» **PROMPT**
Your task is to copy each line that has the word "waeren".

## begin DATA TO USE

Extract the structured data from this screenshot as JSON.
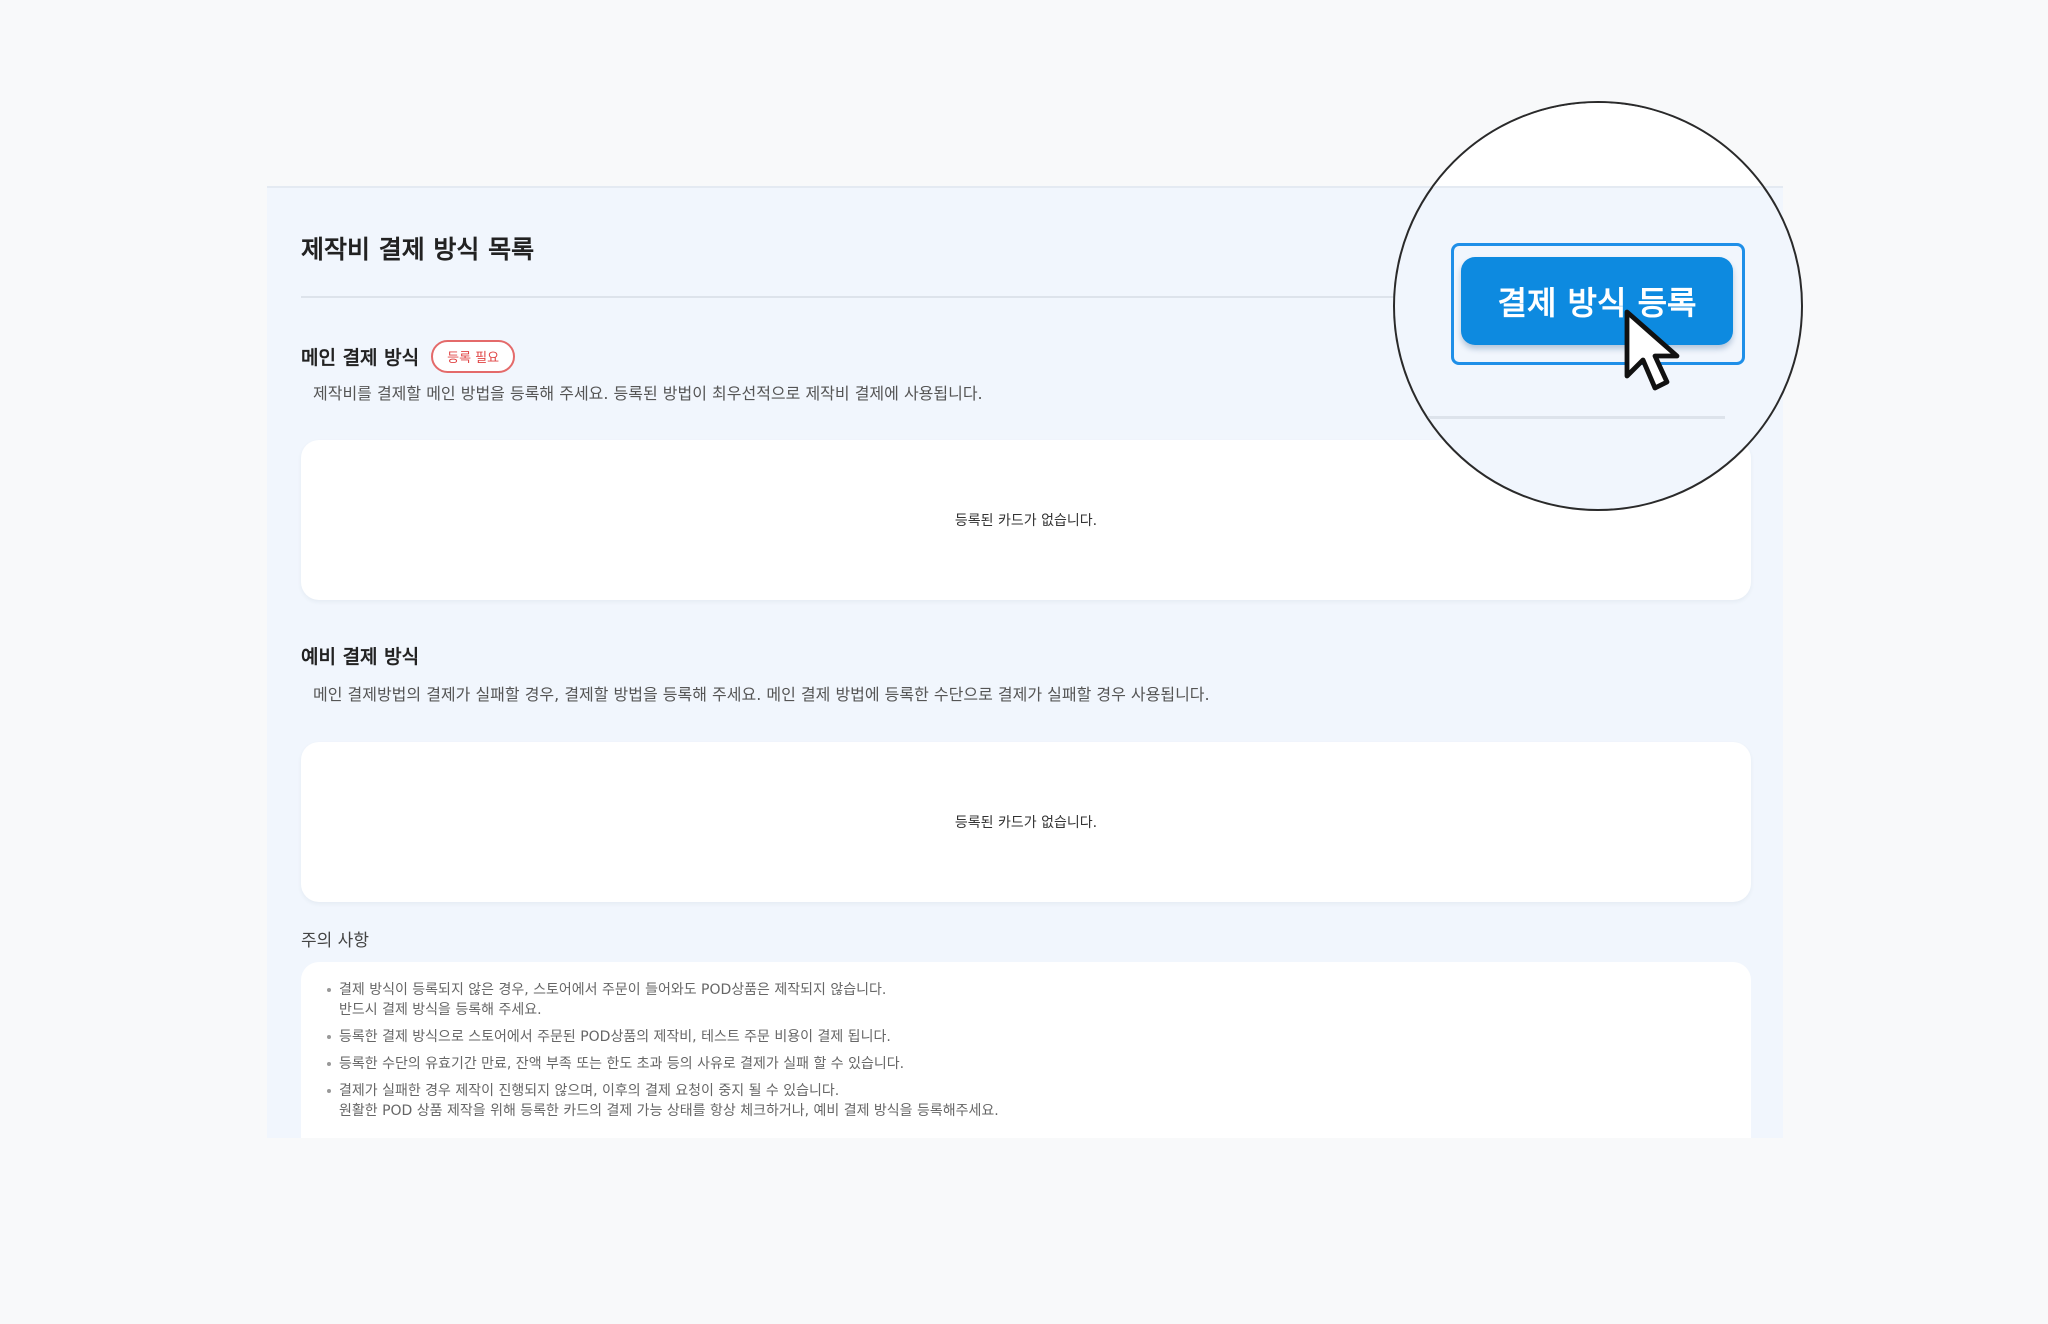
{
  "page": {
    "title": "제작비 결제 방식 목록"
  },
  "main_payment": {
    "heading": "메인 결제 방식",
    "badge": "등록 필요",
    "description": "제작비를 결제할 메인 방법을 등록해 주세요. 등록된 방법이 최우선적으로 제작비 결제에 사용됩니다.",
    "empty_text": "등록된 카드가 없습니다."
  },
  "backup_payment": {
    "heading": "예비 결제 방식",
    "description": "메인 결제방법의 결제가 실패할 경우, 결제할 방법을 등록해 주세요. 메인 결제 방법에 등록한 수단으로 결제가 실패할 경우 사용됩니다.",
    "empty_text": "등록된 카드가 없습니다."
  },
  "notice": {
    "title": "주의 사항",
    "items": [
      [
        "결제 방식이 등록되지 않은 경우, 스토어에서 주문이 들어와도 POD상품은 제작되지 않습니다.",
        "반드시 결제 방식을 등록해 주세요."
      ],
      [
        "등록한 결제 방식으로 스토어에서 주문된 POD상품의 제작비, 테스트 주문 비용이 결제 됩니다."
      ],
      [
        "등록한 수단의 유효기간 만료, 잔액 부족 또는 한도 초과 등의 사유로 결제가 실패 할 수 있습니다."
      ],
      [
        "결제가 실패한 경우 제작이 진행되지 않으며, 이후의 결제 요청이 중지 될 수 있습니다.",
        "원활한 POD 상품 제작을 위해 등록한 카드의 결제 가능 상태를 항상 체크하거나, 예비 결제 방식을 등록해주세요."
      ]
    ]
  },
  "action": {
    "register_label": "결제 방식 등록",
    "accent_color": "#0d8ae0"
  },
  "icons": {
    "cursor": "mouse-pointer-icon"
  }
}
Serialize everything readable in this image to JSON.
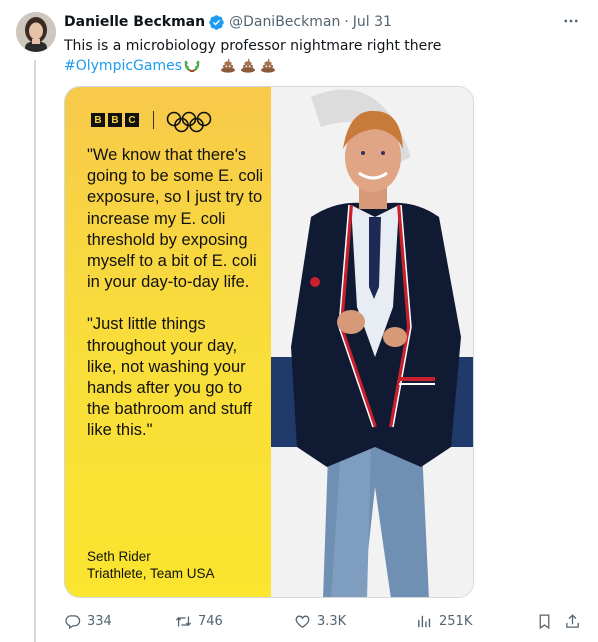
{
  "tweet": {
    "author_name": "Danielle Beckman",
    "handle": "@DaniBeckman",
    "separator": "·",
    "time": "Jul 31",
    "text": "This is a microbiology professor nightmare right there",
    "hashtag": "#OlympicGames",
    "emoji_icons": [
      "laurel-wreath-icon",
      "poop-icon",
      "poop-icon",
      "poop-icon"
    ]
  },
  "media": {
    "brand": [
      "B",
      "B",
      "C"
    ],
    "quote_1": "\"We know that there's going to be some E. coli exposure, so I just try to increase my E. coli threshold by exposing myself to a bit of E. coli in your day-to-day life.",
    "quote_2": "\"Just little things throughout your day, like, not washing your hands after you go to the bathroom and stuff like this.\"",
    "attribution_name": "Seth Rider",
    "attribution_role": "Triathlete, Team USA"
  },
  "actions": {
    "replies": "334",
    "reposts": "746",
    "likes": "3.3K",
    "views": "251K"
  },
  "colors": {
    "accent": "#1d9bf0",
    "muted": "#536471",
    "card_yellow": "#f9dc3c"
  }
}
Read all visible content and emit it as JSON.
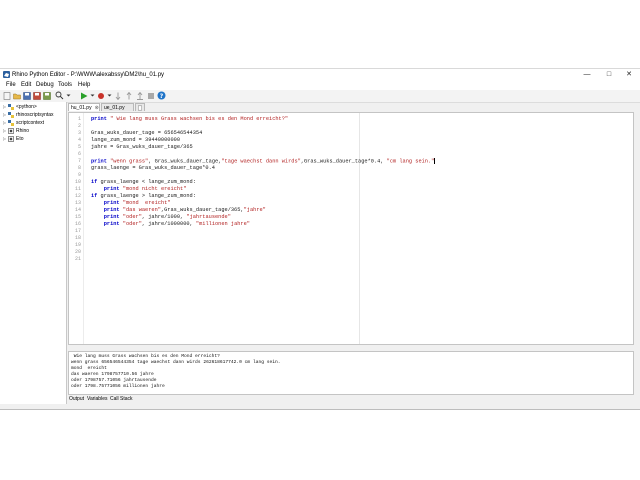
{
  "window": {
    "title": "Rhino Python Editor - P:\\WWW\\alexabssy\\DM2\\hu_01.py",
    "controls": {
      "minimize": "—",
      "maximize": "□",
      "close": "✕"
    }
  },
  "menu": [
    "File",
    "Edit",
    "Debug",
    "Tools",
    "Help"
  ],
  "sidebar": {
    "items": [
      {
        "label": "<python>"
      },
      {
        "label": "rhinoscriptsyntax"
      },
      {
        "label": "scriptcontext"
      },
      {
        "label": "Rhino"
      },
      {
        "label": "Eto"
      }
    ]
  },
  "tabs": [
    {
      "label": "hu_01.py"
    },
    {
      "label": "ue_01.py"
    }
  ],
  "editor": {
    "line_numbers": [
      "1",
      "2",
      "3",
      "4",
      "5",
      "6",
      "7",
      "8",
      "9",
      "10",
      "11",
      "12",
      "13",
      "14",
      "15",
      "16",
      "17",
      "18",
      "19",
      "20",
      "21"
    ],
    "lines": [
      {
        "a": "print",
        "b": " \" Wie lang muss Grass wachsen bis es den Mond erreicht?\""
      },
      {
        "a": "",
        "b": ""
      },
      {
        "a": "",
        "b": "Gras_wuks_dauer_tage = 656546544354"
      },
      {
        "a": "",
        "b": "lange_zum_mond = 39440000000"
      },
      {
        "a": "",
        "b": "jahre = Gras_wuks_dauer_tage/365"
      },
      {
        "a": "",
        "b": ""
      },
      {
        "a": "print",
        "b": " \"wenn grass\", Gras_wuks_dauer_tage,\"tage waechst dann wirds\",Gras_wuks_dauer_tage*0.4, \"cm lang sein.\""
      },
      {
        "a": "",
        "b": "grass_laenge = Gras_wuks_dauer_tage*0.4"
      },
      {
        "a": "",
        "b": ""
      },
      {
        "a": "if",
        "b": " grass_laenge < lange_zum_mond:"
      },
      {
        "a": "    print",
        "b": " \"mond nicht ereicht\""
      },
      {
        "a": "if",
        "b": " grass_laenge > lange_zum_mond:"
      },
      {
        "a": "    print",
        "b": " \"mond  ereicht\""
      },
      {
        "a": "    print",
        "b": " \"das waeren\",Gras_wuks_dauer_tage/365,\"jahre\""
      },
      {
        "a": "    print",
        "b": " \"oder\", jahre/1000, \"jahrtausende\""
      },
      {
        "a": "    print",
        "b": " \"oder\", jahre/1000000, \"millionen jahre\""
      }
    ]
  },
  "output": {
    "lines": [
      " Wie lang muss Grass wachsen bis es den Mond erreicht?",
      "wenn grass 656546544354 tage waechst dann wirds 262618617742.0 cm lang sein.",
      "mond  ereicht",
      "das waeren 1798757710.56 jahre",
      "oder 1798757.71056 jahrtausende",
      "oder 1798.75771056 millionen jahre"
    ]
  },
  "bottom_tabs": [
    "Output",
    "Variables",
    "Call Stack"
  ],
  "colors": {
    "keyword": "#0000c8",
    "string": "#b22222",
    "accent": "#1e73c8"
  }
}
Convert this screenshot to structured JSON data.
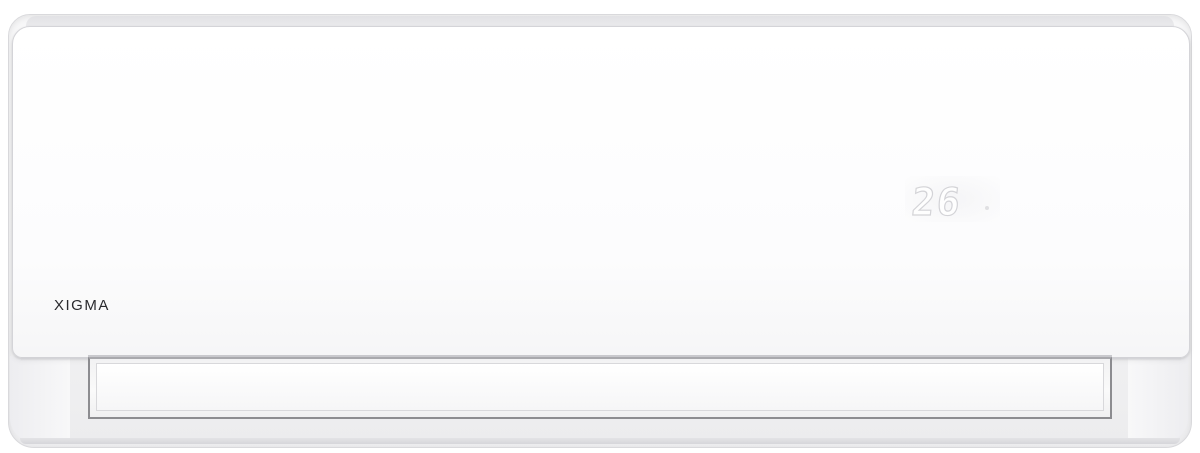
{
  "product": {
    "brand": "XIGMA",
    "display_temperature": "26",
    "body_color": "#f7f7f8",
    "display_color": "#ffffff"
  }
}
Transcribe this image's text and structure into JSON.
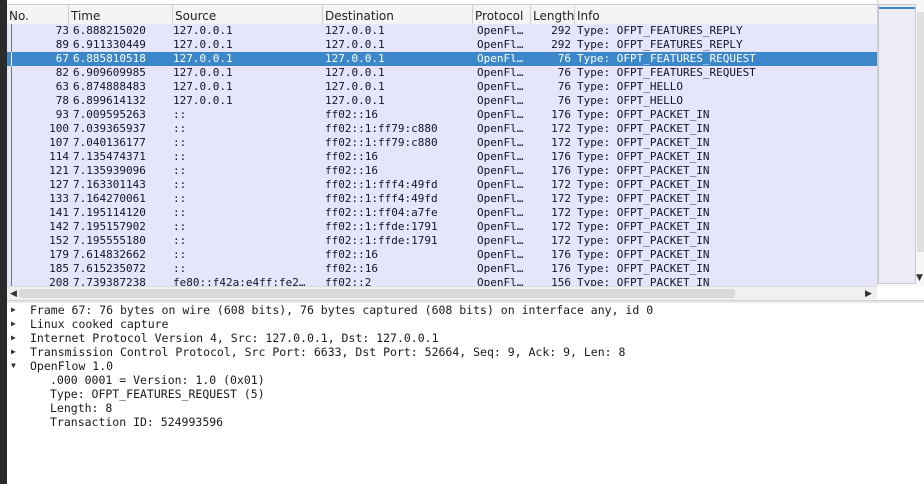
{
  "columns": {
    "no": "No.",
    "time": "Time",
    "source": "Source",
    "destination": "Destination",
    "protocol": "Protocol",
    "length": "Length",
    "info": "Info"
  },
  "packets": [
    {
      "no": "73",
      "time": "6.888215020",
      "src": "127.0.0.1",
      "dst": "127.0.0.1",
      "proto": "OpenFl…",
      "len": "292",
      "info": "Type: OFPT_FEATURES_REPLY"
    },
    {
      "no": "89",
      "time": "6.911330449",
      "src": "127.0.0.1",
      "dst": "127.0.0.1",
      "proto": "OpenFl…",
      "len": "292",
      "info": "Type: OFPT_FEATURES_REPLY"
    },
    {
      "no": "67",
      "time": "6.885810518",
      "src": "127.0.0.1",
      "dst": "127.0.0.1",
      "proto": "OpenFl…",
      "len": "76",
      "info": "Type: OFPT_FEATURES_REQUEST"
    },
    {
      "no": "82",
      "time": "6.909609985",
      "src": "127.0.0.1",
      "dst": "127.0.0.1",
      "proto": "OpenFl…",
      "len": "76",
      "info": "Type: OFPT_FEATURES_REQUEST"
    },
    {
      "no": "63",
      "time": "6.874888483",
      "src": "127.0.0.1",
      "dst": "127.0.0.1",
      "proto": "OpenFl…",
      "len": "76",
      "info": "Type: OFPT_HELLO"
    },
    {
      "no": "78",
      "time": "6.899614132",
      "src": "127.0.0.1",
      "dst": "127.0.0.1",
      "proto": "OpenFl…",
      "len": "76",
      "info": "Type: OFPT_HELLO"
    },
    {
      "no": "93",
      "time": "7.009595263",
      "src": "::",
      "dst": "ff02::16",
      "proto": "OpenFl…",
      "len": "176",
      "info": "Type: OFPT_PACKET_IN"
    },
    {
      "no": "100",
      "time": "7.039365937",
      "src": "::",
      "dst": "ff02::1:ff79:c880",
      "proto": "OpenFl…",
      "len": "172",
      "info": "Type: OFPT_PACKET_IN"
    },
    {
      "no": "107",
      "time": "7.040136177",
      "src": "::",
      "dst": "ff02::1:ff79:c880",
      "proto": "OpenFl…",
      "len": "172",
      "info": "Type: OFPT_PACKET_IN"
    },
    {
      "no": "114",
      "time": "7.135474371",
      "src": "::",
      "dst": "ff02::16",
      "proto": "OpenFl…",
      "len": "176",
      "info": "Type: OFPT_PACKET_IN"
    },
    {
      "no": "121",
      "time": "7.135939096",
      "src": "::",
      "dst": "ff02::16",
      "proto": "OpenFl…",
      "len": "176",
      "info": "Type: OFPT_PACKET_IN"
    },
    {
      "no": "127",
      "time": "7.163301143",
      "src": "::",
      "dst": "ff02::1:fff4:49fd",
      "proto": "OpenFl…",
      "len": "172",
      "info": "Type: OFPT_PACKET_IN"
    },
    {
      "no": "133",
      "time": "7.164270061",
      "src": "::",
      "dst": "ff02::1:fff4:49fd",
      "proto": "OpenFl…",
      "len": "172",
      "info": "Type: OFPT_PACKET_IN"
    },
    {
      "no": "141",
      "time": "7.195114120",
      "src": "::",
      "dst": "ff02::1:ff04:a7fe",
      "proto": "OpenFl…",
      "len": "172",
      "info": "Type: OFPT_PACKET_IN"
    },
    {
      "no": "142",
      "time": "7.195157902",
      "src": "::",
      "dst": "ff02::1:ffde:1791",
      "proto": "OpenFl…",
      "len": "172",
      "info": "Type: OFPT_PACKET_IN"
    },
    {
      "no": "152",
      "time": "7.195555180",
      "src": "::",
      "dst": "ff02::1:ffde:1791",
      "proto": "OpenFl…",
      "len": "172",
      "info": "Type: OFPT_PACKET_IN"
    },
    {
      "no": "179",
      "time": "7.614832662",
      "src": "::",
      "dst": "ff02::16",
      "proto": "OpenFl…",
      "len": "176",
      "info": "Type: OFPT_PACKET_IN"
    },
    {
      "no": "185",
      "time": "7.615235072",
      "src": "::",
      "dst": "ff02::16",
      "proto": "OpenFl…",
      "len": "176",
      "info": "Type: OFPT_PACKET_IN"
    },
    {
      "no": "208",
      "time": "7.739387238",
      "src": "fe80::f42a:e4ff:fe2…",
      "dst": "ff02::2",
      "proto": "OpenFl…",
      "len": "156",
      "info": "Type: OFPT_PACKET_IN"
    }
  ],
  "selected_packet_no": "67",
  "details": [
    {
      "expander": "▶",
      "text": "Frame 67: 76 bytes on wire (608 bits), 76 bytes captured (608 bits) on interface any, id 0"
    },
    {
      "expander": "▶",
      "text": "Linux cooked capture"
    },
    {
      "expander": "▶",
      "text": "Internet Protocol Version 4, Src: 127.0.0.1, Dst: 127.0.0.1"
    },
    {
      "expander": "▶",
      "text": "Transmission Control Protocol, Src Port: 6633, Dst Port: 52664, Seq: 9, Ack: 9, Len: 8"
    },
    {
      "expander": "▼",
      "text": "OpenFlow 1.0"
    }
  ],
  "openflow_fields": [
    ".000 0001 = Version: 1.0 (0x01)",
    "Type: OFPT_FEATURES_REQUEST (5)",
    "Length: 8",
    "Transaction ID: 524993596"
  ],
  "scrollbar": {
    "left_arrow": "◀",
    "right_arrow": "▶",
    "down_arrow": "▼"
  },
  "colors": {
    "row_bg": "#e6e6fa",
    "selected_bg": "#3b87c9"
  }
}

## end DATA TO USE

» **ANSWER TO THIS EXERCISE**
        "b": " \"das waeren\",Gras_wuks_dauer_tage/365,\"jahre\""
      "das waeren 1798757710.56 jahre",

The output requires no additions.